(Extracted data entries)
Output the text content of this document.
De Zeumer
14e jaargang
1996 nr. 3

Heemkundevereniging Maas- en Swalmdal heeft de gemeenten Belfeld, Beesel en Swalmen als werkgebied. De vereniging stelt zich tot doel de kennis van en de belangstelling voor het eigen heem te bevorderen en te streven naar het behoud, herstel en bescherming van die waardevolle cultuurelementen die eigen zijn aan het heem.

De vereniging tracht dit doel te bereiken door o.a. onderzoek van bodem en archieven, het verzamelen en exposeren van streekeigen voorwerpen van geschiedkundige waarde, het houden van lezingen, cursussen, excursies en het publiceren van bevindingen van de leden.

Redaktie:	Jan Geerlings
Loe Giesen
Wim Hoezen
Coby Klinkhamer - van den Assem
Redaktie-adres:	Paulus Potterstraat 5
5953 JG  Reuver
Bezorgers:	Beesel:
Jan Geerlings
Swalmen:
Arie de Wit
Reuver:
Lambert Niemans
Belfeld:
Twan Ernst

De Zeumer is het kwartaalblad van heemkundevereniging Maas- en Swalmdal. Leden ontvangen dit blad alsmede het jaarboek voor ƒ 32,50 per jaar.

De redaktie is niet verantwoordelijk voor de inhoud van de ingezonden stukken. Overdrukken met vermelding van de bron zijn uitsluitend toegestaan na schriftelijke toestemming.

== Exercise brief ==
Retype all of the material above with every character intact.

== Solution to this problem ==
Output the text content of this document.
De Zeumer
14e jaargang
1996 nr. 3

Heemkundevereniging Maas- en Swalmdal heeft de gemeenten Belfeld, Beesel en Swalmen als werkgebied. De vereniging stelt zich tot doel de kennis van en de belangstelling voor het eigen heem te bevorderen en te streven naar het behoud, herstel en bescherming van die waardevolle cultuurelementen die eigen zijn aan het heem.

De vereniging tracht dit doel te bereiken door o.a. onderzoek van bodem en archieven, het verzamelen en exposeren van streekeigen voorwerpen van geschiedkundige waarde, het houden van lezingen, cursussen, excursies en het publiceren van bevindingen van de leden.

Redaktie:	Jan Geerlings
Loe Giesen
Wim Hoezen
Coby Klinkhamer - van den Assem
Redaktie-adres:	Paulus Potterstraat 5
5953 JG  Reuver
Bezorgers:	Beesel:
Jan Geerlings
Swalmen:
Arie de Wit
Reuver:
Lambert Niemans
Belfeld:
Twan Ernst

De Zeumer is het kwartaalblad van heemkundevereniging Maas- en Swalmdal. Leden ontvangen dit blad alsmede het jaarboek voor ƒ 32,50 per jaar.

De redaktie is niet verantwoordelijk voor de inhoud van de ingezonden stukken. Overdrukken met vermelding van de bron zijn uitsluitend toegestaan na schriftelijke toestemming.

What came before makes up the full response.